-- start RECORDED DATA --

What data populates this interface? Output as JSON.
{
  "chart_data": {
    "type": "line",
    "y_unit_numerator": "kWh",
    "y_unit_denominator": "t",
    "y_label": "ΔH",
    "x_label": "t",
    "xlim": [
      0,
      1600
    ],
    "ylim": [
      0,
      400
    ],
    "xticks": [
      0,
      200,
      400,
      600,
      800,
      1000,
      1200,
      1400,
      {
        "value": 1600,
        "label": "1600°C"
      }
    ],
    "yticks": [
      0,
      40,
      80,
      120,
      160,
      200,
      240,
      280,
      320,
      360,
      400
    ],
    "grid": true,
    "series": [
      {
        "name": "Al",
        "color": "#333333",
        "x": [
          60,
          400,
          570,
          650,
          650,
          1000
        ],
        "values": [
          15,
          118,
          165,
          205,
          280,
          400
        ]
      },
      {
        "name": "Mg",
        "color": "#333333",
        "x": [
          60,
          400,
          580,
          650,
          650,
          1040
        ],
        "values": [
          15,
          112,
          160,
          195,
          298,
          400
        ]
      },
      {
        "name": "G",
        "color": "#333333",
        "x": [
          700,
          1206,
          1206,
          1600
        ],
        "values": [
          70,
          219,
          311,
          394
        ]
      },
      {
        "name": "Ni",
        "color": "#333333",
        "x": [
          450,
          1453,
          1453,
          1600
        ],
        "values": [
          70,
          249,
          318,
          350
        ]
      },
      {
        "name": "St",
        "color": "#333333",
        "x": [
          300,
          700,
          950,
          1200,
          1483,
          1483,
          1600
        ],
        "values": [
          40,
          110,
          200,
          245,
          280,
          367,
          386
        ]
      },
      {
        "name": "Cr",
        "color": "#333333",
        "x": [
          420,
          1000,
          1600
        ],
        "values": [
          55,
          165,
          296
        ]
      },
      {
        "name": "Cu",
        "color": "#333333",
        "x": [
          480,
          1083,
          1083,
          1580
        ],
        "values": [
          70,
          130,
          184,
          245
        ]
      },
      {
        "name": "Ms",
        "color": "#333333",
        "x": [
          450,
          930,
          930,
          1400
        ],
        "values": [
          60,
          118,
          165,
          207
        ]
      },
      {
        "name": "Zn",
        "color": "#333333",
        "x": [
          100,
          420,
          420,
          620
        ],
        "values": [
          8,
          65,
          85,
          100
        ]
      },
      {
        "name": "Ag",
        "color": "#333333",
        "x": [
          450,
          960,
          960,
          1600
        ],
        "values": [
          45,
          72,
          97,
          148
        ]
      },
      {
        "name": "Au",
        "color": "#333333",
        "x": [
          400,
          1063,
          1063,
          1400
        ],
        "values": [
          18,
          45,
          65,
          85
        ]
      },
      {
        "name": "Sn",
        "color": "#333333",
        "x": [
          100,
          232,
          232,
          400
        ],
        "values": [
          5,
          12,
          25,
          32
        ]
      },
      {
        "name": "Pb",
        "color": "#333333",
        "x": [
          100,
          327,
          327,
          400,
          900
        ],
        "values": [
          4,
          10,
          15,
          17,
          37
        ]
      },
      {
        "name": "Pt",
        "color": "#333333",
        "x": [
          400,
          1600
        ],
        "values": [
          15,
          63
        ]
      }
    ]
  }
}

-- end RECORDED DATA --

PROBLEM: Reproduce the data in its entirety, matching each character.

COMPLETED TASK:
What data populates this interface? Output as JSON.
{
  "chart_data": {
    "type": "line",
    "y_unit_numerator": "kWh",
    "y_unit_denominator": "t",
    "y_label": "ΔH",
    "x_label": "t",
    "xlim": [
      0,
      1600
    ],
    "ylim": [
      0,
      400
    ],
    "xticks": [
      0,
      200,
      400,
      600,
      800,
      1000,
      1200,
      1400,
      {
        "value": 1600,
        "label": "1600°C"
      }
    ],
    "yticks": [
      0,
      40,
      80,
      120,
      160,
      200,
      240,
      280,
      320,
      360,
      400
    ],
    "grid": true,
    "series": [
      {
        "name": "Al",
        "color": "#333333",
        "x": [
          60,
          400,
          570,
          650,
          650,
          1000
        ],
        "values": [
          15,
          118,
          165,
          205,
          280,
          400
        ]
      },
      {
        "name": "Mg",
        "color": "#333333",
        "x": [
          60,
          400,
          580,
          650,
          650,
          1040
        ],
        "values": [
          15,
          112,
          160,
          195,
          298,
          400
        ]
      },
      {
        "name": "G",
        "color": "#333333",
        "x": [
          700,
          1206,
          1206,
          1600
        ],
        "values": [
          70,
          219,
          311,
          394
        ]
      },
      {
        "name": "Ni",
        "color": "#333333",
        "x": [
          450,
          1453,
          1453,
          1600
        ],
        "values": [
          70,
          249,
          318,
          350
        ]
      },
      {
        "name": "St",
        "color": "#333333",
        "x": [
          300,
          700,
          950,
          1200,
          1483,
          1483,
          1600
        ],
        "values": [
          40,
          110,
          200,
          245,
          280,
          367,
          386
        ]
      },
      {
        "name": "Cr",
        "color": "#333333",
        "x": [
          420,
          1000,
          1600
        ],
        "values": [
          55,
          165,
          296
        ]
      },
      {
        "name": "Cu",
        "color": "#333333",
        "x": [
          480,
          1083,
          1083,
          1580
        ],
        "values": [
          70,
          130,
          184,
          245
        ]
      },
      {
        "name": "Ms",
        "color": "#333333",
        "x": [
          450,
          930,
          930,
          1400
        ],
        "values": [
          60,
          118,
          165,
          207
        ]
      },
      {
        "name": "Zn",
        "color": "#333333",
        "x": [
          100,
          420,
          420,
          620
        ],
        "values": [
          8,
          65,
          85,
          100
        ]
      },
      {
        "name": "Ag",
        "color": "#333333",
        "x": [
          450,
          960,
          960,
          1600
        ],
        "values": [
          45,
          72,
          97,
          148
        ]
      },
      {
        "name": "Au",
        "color": "#333333",
        "x": [
          400,
          1063,
          1063,
          1400
        ],
        "values": [
          18,
          45,
          65,
          85
        ]
      },
      {
        "name": "Sn",
        "color": "#333333",
        "x": [
          100,
          232,
          232,
          400
        ],
        "values": [
          5,
          12,
          25,
          32
        ]
      },
      {
        "name": "Pb",
        "color": "#333333",
        "x": [
          100,
          327,
          327,
          400,
          900
        ],
        "values": [
          4,
          10,
          15,
          17,
          37
        ]
      },
      {
        "name": "Pt",
        "color": "#333333",
        "x": [
          400,
          1600
        ],
        "values": [
          15,
          63
        ]
      }
    ]
  }
}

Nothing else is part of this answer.